* [Dataset]:
==================================================

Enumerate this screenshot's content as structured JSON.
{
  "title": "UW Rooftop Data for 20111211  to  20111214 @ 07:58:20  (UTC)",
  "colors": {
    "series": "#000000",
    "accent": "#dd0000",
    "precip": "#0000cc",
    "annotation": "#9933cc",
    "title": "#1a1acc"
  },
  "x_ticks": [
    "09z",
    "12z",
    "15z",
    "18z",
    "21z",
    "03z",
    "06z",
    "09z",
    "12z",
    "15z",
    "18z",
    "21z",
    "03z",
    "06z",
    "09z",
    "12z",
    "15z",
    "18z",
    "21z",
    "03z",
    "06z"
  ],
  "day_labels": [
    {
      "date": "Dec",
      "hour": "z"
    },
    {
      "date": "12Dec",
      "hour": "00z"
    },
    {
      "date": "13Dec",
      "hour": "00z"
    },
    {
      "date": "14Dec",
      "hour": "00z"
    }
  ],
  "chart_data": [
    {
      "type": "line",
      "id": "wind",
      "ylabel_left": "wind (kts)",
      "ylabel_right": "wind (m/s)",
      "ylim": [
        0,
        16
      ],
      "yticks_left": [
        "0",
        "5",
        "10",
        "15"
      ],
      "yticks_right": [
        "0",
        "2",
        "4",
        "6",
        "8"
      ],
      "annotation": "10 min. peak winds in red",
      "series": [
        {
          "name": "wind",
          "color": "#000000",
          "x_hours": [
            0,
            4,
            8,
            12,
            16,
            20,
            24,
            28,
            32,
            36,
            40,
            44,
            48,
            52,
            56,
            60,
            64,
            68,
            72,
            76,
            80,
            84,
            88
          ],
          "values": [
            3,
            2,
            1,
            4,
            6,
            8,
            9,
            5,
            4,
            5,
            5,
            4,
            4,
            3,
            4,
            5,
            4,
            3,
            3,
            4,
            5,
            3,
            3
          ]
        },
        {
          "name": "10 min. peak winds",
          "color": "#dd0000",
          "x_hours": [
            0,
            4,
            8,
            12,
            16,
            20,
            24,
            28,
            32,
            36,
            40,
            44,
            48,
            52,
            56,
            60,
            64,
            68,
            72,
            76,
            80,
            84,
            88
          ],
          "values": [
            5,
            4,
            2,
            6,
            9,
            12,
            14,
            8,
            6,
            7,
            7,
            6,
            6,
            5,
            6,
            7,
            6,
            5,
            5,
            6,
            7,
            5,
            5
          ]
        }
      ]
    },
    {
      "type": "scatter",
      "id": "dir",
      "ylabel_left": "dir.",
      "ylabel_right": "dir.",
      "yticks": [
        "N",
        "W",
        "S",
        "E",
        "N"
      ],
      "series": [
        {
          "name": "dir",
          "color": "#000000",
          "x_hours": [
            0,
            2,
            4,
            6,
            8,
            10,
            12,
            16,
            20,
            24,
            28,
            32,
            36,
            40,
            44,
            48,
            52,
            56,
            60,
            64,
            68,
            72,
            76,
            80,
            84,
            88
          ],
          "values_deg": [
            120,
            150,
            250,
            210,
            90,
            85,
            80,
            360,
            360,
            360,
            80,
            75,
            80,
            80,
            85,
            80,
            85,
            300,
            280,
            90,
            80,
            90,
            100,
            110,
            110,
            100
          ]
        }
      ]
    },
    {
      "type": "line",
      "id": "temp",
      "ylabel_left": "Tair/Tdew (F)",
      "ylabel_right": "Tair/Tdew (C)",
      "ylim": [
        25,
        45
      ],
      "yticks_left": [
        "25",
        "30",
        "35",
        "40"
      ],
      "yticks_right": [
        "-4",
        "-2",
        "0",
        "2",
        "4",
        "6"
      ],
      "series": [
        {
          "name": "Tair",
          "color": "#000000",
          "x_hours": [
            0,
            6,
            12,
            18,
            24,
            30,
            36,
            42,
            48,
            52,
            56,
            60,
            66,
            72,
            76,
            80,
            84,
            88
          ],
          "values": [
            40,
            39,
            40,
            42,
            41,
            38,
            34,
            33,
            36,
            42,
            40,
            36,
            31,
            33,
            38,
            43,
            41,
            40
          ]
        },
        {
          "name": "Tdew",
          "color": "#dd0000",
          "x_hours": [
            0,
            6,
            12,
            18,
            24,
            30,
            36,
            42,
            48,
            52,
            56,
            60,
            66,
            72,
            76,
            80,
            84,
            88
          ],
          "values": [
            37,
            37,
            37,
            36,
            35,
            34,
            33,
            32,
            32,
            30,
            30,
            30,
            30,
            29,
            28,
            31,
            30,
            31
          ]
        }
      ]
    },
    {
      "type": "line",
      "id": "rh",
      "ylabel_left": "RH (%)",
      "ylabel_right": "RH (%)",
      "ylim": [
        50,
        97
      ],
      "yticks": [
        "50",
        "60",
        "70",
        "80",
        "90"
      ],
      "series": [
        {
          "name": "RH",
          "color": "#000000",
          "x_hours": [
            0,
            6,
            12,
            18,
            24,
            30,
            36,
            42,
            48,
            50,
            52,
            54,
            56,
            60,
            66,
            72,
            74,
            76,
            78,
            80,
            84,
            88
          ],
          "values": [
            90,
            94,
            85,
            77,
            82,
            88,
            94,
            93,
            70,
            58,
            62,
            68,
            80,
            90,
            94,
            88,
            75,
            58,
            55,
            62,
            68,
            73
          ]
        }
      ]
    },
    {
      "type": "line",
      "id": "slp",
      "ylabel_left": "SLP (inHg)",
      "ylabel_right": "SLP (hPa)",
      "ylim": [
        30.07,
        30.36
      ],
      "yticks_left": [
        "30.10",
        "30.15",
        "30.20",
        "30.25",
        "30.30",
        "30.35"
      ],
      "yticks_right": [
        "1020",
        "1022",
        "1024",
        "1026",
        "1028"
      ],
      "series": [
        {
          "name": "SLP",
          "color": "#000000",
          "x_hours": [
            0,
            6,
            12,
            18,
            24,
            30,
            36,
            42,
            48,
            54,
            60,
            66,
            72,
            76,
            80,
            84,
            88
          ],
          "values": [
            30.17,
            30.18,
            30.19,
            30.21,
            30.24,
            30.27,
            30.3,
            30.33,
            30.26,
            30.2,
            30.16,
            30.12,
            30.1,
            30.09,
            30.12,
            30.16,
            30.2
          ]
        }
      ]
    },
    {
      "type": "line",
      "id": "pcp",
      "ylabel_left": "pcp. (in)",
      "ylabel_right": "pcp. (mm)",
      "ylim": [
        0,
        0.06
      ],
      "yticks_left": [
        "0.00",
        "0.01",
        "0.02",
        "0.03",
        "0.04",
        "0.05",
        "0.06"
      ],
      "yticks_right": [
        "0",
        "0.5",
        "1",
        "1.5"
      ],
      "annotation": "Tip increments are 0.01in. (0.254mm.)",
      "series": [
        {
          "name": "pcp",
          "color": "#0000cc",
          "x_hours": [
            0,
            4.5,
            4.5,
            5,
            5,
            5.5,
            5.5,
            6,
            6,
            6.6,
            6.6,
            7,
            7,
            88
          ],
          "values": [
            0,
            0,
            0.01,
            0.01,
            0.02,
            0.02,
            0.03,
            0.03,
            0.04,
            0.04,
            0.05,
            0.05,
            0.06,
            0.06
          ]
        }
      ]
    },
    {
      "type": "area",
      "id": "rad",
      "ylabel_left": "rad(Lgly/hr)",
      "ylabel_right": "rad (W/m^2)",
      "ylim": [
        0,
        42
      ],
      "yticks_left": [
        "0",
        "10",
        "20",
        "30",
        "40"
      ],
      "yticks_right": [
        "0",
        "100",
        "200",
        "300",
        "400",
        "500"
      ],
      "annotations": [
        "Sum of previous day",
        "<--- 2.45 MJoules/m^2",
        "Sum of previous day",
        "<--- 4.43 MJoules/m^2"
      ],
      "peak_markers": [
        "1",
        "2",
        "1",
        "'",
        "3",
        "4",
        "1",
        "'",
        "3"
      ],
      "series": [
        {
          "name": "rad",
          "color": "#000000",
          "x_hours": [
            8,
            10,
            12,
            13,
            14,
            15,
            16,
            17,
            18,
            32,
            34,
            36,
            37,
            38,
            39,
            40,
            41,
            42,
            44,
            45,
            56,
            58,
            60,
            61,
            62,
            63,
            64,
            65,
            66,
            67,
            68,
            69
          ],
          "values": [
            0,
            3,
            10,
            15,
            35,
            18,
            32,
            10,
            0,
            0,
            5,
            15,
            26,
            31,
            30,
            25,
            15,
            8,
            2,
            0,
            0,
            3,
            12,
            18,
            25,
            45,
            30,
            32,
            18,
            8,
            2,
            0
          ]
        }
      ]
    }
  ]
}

==================================================

* [Stated problem]: Using the entries above, return each line that includes the word "title".

* [The output]:
  "title": "UW Rooftop Data for 20111211  to  20111214 @ 07:58:20  (UTC)",
    "title": "#1a1acc"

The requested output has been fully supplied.